== PROVIDED ENTRIES ==
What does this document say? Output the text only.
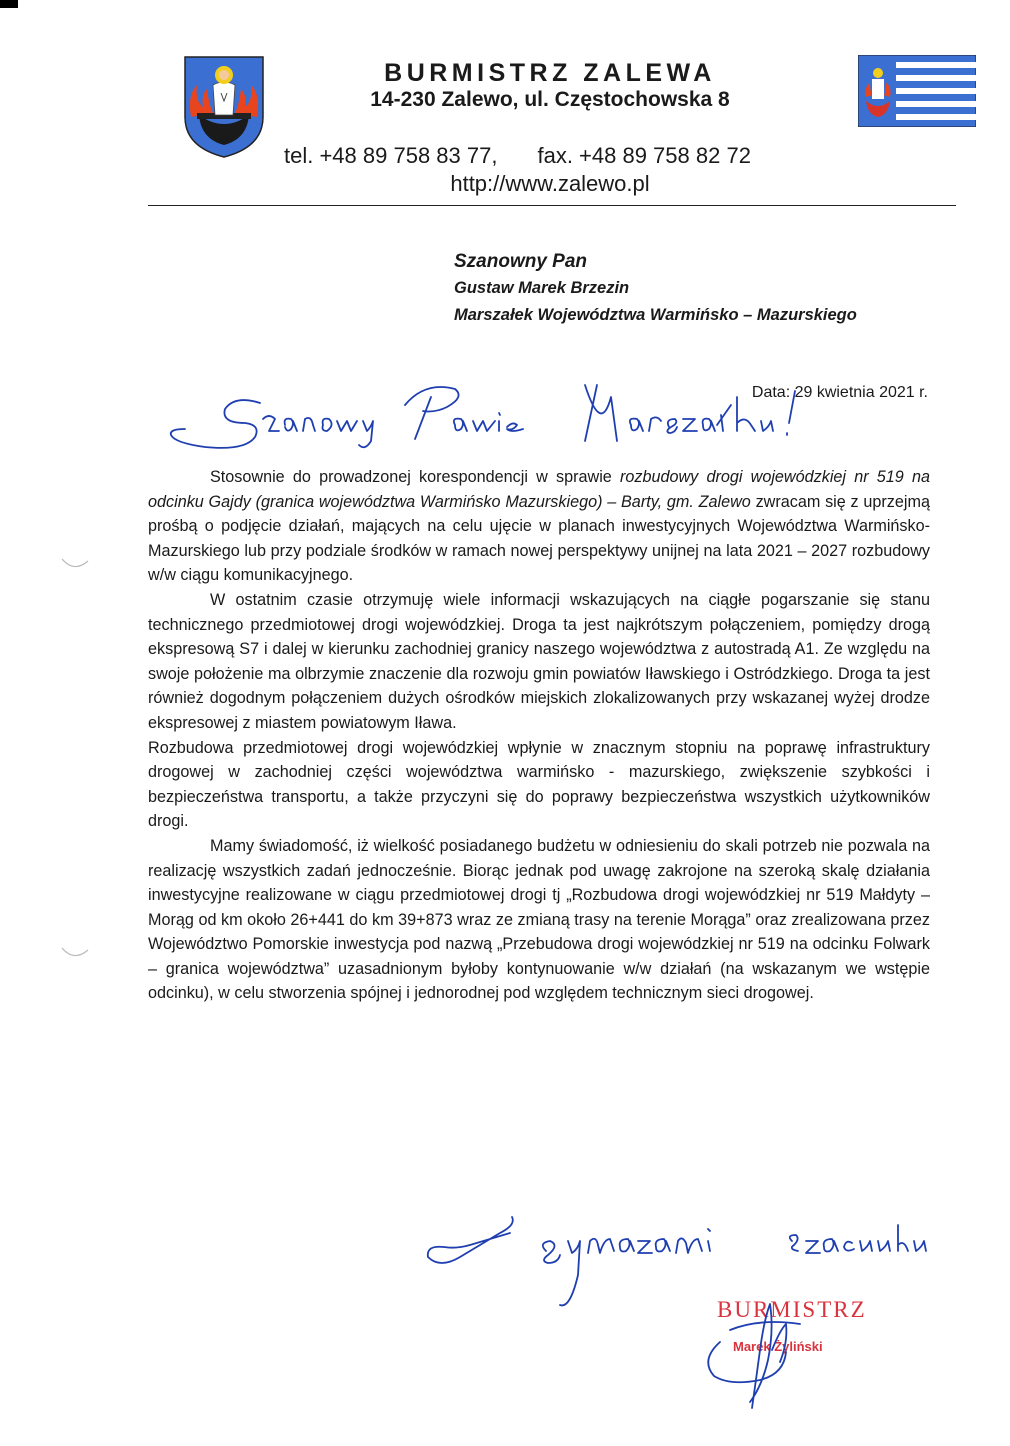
BURMISTRZ ZALEWA
14-230 Zalewo, ul. Częstochowska 8
tel. +48 89 758 83 77, fax. +48 89 758 82 72
http://www.zalewo.pl
Szanowny Pan
Gustaw Marek Brzezin
Marszałek Województwa Warmińsko – Mazurskiego
Data: 29 kwietnia 2021 r.

Stosownie do prowadzonej korespondencji w sprawie rozbudowy drogi wojewódzkiej nr 519 na odcinku Gajdy (granica województwa Warmińsko Mazurskiego) – Barty, gm. Zalewo zwracam się z uprzejmą prośbą o podjęcie działań, mających na celu ujęcie w planach inwestycyjnych Województwa Warmińsko-Mazurskiego lub przy podziale środków w ramach nowej perspektywy unijnej na lata 2021 – 2027 rozbudowy w/w ciągu komunikacyjnego.

W ostatnim czasie otrzymuję wiele informacji wskazujących na ciągłe pogarszanie się stanu technicznego przedmiotowej drogi wojewódzkiej. Droga ta jest najkrótszym połączeniem, pomiędzy drogą ekspresową S7 i dalej w kierunku zachodniej granicy naszego województwa z autostradą A1. Ze względu na swoje położenie ma olbrzymie znaczenie dla rozwoju gmin powiatów Iławskiego i Ostródzkiego. Droga ta jest również dogodnym połączeniem dużych ośrodków miejskich zlokalizowanych przy wskazanej wyżej drodze ekspresowej z miastem powiatowym Iława.

Rozbudowa przedmiotowej drogi wojewódzkiej wpłynie w znacznym stopniu na poprawę infrastruktury drogowej w zachodniej części województwa warmińsko - mazurskiego, zwiększenie szybkości i bezpieczeństwa transportu, a także przyczyni się do poprawy bezpieczeństwa wszystkich użytkowników drogi.

Mamy świadomość, iż wielkość posiadanego budżetu w odniesieniu do skali potrzeb nie pozwala na realizację wszystkich zadań jednocześnie. Biorąc jednak pod uwagę zakrojone na szeroką skalę działania inwestycyjne realizowane w ciągu przedmiotowej drogi tj „Rozbudowa drogi wojewódzkiej nr 519 Małdyty – Morąg od km około 26+441 do km 39+873 wraz ze zmianą trasy na terenie Morąga” oraz zrealizowana przez Województwo Pomorskie inwestycja pod nazwą „Przebudowa drogi wojewódzkiej nr 519 na odcinku Folwark – granica województwa” uzasadnionym byłoby kontynuowanie w/w działań (na wskazanym we wstępie odcinku), w celu stworzenia spójnej i jednorodnej pod względem technicznym sieci drogowej.

BURMISTRZ
Marek Żyliński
===
> [EXERCISE PROMPT]
Look above for lines with the word "granica" and copy them all.

> [RESPONSE TO THIS EXERCISE]
Stosownie do prowadzonej korespondencji w sprawie rozbudowy drogi wojewódzkiej nr 519 na odcinku Gajdy (granica województwa Warmińsko Mazurskiego) – Barty, gm. Zalewo zwracam się z uprzejmą prośbą o podjęcie działań, mających na celu ujęcie w planach inwestycyjnych Województwa Warmińsko-Mazurskiego lub przy podziale środków w ramach nowej perspektywy unijnej na lata 2021 – 2027 rozbudowy w/w ciągu komunikacyjnego.
Mamy świadomość, iż wielkość posiadanego budżetu w odniesieniu do skali potrzeb nie pozwala na realizację wszystkich zadań jednocześnie. Biorąc jednak pod uwagę zakrojone na szeroką skalę działania inwestycyjne realizowane w ciągu przedmiotowej drogi tj „Rozbudowa drogi wojewódzkiej nr 519 Małdyty – Morąg od km około 26+441 do km 39+873 wraz ze zmianą trasy na terenie Morąga” oraz zrealizowana przez Województwo Pomorskie inwestycja pod nazwą „Przebudowa drogi wojewódzkiej nr 519 na odcinku Folwark – granica województwa” uzasadnionym byłoby kontynuowanie w/w działań (na wskazanym we wstępie odcinku), w celu stworzenia spójnej i jednorodnej pod względem technicznym sieci drogowej.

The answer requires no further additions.